Would you transcribe all of the data exactly, down to the last character?

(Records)
****

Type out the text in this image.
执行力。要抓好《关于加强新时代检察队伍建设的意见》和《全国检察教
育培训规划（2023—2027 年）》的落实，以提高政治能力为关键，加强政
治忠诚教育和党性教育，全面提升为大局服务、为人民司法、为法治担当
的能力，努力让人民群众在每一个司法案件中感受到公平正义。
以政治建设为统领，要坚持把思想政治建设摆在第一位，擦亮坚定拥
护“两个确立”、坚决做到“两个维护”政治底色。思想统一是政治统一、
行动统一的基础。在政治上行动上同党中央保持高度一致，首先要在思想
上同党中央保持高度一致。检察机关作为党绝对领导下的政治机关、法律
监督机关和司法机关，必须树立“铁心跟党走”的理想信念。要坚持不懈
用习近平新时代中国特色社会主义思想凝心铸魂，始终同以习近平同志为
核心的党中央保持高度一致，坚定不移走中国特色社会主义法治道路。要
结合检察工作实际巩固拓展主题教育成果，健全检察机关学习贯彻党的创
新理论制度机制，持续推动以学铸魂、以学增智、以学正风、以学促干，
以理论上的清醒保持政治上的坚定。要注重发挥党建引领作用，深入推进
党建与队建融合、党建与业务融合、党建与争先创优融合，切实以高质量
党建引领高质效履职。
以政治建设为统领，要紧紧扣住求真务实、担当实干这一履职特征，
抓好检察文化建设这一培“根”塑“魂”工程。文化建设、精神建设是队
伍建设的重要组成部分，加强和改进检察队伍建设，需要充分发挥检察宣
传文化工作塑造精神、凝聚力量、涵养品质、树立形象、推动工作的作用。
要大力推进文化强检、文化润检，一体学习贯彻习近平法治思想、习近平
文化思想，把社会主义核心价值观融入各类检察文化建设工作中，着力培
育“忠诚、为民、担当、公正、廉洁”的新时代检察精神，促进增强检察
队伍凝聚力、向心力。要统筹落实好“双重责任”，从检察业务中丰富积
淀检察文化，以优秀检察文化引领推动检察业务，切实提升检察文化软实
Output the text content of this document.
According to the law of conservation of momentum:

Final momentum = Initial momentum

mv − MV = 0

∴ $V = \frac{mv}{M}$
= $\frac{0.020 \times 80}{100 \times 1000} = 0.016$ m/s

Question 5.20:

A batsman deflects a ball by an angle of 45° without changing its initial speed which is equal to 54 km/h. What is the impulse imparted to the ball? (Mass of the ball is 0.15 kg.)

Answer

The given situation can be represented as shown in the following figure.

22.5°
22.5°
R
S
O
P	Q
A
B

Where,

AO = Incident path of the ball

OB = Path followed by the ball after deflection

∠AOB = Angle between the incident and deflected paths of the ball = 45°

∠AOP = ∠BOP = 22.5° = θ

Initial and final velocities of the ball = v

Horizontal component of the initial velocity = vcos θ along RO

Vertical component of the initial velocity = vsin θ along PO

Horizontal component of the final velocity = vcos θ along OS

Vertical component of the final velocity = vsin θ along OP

****

### OUTPUT FOR THIS TASK
Type out the text in this image.
执行力。要抓好《关于加强新时代检察队伍建设的意见》和《全国检察教
育培训规划（2023—2027 年）》的落实，以提高政治能力为关键，加强政
治忠诚教育和党性教育，全面提升为大局服务、为人民司法、为法治担当
的能力，努力让人民群众在每一个司法案件中感受到公平正义。
以政治建设为统领，要坚持把思想政治建设摆在第一位，擦亮坚定拥
护“两个确立”、坚决做到“两个维护”政治底色。思想统一是政治统一、
行动统一的基础。在政治上行动上同党中央保持高度一致，首先要在思想
上同党中央保持高度一致。检察机关作为党绝对领导下的政治机关、法律
监督机关和司法机关，必须树立“铁心跟党走”的理想信念。要坚持不懈
用习近平新时代中国特色社会主义思想凝心铸魂，始终同以习近平同志为
核心的党中央保持高度一致，坚定不移走中国特色社会主义法治道路。要
结合检察工作实际巩固拓展主题教育成果，健全检察机关学习贯彻党的创
新理论制度机制，持续推动以学铸魂、以学增智、以学正风、以学促干，
以理论上的清醒保持政治上的坚定。要注重发挥党建引领作用，深入推进
党建与队建融合、党建与业务融合、党建与争先创优融合，切实以高质量
党建引领高质效履职。
以政治建设为统领，要紧紧扣住求真务实、担当实干这一履职特征，
抓好检察文化建设这一培“根”塑“魂”工程。文化建设、精神建设是队
伍建设的重要组成部分，加强和改进检察队伍建设，需要充分发挥检察宣
传文化工作塑造精神、凝聚力量、涵养品质、树立形象、推动工作的作用。
要大力推进文化强检、文化润检，一体学习贯彻习近平法治思想、习近平
文化思想，把社会主义核心价值观融入各类检察文化建设工作中，着力培
育“忠诚、为民、担当、公正、廉洁”的新时代检察精神，促进增强检察
队伍凝聚力、向心力。要统筹落实好“双重责任”，从检察业务中丰富积
淀检察文化，以优秀检察文化引领推动检察业务，切实提升检察文化软实
Output the text content of this document.
According to the law of conservation of momentum:

Final momentum = Initial momentum

mv − MV = 0

∴ $V = \frac{mv}{M}$
= $\frac{0.020 \times 80}{100 \times 1000} = 0.016$ m/s

Question 5.20:

A batsman deflects a ball by an angle of 45° without changing its initial speed which is equal to 54 km/h. What is the impulse imparted to the ball? (Mass of the ball is 0.15 kg.)

Answer

The given situation can be represented as shown in the following figure.

22.5°
22.5°
R
S
O
P	Q
A
B

Where,

AO = Incident path of the ball

OB = Path followed by the ball after deflection

∠AOB = Angle between the incident and deflected paths of the ball = 45°

∠AOP = ∠BOP = 22.5° = θ

Initial and final velocities of the ball = v

Horizontal component of the initial velocity = vcos θ along RO

Vertical component of the initial velocity = vsin θ along PO

Horizontal component of the final velocity = vcos θ along OS

Vertical component of the final velocity = vsin θ along OP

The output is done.